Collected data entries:
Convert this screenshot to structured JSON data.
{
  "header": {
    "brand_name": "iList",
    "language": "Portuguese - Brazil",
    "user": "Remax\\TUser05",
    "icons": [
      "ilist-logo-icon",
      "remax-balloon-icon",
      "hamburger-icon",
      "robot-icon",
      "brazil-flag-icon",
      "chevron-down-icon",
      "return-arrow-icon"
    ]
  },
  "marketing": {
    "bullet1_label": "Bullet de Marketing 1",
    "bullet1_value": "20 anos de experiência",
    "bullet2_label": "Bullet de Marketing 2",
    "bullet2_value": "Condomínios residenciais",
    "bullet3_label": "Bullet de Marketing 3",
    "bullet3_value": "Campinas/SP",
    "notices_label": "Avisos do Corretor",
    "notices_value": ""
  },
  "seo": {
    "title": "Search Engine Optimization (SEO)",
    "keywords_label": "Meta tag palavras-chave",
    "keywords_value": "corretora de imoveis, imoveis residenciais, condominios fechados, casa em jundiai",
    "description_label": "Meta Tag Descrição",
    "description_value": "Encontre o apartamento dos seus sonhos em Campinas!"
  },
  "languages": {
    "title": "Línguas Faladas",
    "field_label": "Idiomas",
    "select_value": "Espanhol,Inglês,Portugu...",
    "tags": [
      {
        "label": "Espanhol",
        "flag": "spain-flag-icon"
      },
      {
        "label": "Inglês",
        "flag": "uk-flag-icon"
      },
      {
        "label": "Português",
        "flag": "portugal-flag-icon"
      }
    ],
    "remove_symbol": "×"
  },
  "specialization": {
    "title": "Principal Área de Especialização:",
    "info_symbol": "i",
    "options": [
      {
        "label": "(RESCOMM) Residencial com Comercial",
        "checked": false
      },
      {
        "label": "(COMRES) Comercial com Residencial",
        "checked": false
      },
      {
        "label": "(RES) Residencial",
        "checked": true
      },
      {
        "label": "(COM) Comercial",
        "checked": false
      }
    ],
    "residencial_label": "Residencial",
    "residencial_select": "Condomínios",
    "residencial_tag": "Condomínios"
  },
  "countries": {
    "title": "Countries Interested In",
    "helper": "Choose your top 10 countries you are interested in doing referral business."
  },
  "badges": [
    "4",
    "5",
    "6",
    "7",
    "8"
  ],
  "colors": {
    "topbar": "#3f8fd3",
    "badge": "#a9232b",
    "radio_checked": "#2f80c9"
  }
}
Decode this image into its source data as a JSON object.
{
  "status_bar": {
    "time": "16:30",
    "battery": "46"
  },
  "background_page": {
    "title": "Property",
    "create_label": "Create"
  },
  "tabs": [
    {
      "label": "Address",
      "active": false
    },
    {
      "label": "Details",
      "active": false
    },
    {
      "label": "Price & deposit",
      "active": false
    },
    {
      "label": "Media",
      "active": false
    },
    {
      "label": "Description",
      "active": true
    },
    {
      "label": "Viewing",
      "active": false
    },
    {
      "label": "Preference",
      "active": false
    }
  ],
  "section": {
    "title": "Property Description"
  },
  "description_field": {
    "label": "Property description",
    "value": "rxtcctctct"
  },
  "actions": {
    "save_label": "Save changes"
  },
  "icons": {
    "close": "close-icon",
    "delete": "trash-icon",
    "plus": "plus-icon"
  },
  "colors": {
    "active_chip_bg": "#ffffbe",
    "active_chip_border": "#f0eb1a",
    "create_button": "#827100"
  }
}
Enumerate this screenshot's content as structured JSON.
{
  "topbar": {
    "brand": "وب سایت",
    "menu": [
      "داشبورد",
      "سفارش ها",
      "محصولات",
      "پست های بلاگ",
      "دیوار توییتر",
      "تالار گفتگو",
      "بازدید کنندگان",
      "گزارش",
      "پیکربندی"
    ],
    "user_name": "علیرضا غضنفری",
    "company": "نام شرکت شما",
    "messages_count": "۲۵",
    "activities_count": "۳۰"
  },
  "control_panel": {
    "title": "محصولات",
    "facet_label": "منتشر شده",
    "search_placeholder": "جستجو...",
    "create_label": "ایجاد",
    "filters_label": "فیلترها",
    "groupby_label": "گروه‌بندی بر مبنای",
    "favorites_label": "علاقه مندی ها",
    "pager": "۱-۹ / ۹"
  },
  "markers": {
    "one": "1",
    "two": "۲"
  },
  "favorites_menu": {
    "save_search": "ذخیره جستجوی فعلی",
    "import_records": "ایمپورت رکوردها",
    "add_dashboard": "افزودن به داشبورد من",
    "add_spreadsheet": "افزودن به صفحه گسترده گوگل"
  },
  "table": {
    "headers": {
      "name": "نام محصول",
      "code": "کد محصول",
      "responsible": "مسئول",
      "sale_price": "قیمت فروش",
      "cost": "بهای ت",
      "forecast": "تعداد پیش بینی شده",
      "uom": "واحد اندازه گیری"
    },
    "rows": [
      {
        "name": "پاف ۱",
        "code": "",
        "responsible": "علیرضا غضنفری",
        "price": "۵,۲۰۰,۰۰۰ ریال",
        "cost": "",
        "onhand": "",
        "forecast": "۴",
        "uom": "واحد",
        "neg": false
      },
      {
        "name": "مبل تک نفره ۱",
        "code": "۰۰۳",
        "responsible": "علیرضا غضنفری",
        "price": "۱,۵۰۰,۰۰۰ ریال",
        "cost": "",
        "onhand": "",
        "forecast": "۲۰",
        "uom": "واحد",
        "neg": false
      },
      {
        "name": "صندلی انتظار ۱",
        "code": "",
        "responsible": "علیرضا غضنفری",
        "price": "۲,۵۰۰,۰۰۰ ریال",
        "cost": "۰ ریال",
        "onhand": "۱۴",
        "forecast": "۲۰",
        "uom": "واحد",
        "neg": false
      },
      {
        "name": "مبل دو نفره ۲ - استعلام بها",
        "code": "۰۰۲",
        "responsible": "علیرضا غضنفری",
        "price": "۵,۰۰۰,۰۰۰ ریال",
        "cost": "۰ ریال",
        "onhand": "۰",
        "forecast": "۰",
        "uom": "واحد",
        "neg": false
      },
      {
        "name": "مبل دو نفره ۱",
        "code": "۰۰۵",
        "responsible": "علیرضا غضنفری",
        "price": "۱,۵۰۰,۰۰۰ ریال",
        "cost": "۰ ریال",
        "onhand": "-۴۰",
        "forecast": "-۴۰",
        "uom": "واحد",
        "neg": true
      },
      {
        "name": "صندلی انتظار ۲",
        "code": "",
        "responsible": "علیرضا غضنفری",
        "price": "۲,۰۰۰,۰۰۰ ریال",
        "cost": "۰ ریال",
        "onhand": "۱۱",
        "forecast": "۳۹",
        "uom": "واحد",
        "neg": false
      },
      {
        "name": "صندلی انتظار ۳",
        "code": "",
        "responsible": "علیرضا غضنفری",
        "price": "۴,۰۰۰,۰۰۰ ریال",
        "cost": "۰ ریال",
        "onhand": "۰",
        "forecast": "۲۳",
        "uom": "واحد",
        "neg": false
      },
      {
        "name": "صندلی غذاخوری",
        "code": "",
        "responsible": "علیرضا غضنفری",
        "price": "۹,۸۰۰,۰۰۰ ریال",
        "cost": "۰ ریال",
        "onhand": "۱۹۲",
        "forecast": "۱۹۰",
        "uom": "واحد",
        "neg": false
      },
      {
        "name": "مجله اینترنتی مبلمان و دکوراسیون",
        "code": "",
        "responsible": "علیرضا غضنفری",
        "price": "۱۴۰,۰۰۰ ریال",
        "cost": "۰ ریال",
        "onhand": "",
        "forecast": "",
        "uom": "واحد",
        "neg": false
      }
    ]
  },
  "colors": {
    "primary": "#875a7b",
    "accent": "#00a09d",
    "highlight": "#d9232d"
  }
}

### Aim
Looking at the records above, say how many lines hold the string "this". Write nothing but the number.

### Correct output
3